_TASK PROMPT_
The records below are made of lines; count those holding the word "JSON" and give the number only.

"""

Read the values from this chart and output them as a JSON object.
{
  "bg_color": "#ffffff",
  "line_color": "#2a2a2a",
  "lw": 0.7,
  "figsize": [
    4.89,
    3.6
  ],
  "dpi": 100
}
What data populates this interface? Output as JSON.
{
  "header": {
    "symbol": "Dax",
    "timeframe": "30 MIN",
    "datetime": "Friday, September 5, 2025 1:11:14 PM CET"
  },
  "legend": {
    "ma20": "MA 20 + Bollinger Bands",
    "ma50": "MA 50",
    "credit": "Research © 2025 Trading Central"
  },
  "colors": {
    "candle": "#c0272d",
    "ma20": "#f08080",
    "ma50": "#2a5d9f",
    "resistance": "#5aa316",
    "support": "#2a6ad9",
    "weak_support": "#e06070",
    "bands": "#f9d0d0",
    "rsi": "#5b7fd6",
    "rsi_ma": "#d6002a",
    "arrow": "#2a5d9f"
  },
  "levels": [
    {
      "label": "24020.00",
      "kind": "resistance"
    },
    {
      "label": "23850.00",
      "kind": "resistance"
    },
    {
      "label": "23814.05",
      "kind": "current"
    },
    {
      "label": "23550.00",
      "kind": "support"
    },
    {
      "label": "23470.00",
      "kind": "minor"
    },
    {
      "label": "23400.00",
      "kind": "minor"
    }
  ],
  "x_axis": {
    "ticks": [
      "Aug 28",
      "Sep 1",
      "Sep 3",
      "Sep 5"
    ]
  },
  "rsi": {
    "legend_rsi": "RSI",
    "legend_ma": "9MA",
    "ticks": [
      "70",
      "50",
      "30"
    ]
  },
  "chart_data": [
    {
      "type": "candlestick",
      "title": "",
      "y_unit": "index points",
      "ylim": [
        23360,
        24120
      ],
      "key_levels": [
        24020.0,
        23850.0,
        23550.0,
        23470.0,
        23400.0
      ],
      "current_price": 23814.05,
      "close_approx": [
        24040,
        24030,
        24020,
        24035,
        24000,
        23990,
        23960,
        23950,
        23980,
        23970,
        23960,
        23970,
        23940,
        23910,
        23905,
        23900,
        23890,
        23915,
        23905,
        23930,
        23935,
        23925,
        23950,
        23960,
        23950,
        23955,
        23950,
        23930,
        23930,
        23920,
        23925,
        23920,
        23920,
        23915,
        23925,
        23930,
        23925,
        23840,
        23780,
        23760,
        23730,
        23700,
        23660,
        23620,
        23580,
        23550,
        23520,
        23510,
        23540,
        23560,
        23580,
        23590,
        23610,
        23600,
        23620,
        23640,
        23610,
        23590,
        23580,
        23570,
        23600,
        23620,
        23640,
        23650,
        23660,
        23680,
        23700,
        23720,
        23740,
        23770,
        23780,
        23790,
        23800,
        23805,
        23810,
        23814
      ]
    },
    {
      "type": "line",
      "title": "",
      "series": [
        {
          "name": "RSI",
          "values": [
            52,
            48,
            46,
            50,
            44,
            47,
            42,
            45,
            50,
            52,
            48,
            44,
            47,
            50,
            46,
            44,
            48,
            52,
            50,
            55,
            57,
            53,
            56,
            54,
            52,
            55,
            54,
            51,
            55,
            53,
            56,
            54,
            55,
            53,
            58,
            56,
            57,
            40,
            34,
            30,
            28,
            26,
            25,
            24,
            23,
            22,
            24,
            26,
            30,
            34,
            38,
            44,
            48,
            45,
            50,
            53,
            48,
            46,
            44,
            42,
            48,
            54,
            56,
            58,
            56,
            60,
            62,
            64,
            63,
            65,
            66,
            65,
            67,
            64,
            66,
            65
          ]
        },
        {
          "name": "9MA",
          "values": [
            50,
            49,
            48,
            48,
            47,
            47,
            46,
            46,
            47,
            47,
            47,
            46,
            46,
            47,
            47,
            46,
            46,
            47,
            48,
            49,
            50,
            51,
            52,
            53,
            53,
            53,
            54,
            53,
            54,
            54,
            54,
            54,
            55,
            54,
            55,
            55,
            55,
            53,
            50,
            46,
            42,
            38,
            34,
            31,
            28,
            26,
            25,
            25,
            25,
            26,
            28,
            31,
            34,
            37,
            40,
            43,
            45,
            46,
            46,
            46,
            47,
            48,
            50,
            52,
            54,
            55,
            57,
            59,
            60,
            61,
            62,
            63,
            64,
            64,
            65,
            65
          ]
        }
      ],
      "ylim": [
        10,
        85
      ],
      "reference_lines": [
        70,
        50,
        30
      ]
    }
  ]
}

"""

_TASK RESULT_
2